[Records that describe figures]

—————

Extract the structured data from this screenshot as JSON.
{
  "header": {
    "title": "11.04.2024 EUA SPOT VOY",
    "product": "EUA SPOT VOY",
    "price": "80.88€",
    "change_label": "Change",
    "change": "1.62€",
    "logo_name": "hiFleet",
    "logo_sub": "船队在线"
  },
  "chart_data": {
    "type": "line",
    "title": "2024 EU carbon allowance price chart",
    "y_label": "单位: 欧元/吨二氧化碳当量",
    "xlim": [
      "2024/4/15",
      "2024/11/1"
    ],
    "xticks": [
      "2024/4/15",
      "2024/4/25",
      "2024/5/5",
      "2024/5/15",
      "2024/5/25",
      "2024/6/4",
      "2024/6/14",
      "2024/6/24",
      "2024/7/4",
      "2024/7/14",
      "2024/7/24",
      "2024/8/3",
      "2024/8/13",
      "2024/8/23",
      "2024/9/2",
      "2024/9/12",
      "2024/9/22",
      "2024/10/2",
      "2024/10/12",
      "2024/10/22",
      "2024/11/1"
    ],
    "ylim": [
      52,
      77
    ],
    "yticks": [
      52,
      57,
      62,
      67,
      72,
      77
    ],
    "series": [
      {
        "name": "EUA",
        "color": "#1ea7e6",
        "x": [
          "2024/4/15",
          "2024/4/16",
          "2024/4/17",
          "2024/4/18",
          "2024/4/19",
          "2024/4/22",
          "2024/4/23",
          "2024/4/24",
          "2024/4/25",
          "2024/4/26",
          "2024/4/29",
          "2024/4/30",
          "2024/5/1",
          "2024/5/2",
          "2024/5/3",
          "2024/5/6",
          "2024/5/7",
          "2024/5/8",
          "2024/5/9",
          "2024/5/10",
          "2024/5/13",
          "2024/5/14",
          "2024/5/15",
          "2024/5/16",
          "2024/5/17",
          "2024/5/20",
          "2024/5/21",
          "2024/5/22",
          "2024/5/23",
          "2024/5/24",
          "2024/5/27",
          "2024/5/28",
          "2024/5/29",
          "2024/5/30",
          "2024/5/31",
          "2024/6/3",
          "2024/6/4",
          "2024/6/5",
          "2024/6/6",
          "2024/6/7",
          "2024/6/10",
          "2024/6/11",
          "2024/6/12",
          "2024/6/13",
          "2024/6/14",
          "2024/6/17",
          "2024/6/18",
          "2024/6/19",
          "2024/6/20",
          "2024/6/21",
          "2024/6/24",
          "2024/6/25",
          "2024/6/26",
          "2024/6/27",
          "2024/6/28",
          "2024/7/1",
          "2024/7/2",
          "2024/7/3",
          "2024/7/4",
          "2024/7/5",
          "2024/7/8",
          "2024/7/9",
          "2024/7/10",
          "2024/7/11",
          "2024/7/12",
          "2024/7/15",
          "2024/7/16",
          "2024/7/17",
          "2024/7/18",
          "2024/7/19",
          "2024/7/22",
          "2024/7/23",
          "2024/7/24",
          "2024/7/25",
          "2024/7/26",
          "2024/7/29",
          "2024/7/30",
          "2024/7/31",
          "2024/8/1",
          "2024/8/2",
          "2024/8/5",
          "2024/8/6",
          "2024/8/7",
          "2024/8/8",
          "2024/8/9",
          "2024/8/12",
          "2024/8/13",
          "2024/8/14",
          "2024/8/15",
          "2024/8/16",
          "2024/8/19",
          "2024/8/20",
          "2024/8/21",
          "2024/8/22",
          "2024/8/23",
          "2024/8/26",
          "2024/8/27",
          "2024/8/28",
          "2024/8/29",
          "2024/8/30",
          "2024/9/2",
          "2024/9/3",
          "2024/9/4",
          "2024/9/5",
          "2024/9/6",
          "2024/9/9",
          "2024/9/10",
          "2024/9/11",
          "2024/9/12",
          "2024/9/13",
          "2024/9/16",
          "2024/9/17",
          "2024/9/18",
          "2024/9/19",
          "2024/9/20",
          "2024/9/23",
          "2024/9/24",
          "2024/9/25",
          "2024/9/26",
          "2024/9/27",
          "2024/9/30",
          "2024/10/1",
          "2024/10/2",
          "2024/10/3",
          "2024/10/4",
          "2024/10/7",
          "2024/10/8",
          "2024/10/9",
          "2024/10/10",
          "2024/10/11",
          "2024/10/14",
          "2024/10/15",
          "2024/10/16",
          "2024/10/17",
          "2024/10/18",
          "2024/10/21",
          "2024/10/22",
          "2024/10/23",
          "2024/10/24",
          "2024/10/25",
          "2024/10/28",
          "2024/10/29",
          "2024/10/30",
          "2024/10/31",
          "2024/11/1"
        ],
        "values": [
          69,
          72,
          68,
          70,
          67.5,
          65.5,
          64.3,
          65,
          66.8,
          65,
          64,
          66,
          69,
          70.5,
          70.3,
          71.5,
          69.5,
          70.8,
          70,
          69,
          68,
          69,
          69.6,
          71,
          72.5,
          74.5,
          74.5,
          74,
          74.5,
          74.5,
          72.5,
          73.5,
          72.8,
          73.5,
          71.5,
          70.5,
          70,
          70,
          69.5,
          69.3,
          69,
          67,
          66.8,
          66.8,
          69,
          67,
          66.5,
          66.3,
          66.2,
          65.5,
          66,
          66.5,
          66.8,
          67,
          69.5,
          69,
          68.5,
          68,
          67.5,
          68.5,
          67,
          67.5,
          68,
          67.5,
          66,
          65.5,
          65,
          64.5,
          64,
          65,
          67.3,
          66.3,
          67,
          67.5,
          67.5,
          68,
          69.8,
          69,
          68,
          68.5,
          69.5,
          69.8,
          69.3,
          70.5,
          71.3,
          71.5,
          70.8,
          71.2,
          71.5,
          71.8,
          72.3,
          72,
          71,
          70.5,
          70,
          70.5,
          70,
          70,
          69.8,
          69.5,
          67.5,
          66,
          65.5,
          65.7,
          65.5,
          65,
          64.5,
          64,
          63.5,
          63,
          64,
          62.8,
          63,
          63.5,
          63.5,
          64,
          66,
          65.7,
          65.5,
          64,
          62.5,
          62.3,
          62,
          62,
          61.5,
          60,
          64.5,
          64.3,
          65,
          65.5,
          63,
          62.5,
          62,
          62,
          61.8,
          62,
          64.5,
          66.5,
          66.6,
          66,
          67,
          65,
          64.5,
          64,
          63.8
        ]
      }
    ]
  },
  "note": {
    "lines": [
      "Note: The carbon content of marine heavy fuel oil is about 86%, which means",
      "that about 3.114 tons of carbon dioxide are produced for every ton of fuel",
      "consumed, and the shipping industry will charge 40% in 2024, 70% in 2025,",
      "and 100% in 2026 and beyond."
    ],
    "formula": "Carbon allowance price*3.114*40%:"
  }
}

—————

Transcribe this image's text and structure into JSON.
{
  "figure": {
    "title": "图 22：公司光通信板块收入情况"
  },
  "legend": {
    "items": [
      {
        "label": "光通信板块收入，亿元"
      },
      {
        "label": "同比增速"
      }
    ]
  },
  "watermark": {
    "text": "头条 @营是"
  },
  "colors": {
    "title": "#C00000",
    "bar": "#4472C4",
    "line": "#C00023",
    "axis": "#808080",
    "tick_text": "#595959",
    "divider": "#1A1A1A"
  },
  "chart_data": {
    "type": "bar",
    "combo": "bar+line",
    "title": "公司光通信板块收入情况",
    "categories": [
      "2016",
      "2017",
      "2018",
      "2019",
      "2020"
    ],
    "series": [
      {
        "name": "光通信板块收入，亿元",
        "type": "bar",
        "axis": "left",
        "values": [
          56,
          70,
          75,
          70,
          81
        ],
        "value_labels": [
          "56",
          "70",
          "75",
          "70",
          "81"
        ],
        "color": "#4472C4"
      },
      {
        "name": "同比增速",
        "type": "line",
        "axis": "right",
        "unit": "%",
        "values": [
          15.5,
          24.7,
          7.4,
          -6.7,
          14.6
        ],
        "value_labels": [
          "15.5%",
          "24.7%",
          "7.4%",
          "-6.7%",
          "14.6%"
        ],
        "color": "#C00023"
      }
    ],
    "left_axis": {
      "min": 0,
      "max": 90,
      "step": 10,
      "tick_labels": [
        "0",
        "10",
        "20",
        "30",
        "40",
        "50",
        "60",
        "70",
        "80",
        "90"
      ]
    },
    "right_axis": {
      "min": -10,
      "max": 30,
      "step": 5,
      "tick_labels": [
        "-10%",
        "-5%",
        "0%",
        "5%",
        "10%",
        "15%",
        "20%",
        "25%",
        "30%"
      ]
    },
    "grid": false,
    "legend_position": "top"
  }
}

—————

▶ Exercise details:
Among the lines of the listing, how many hold the string "JSON"? Respond with only the number.

▶ Completed exercise:
2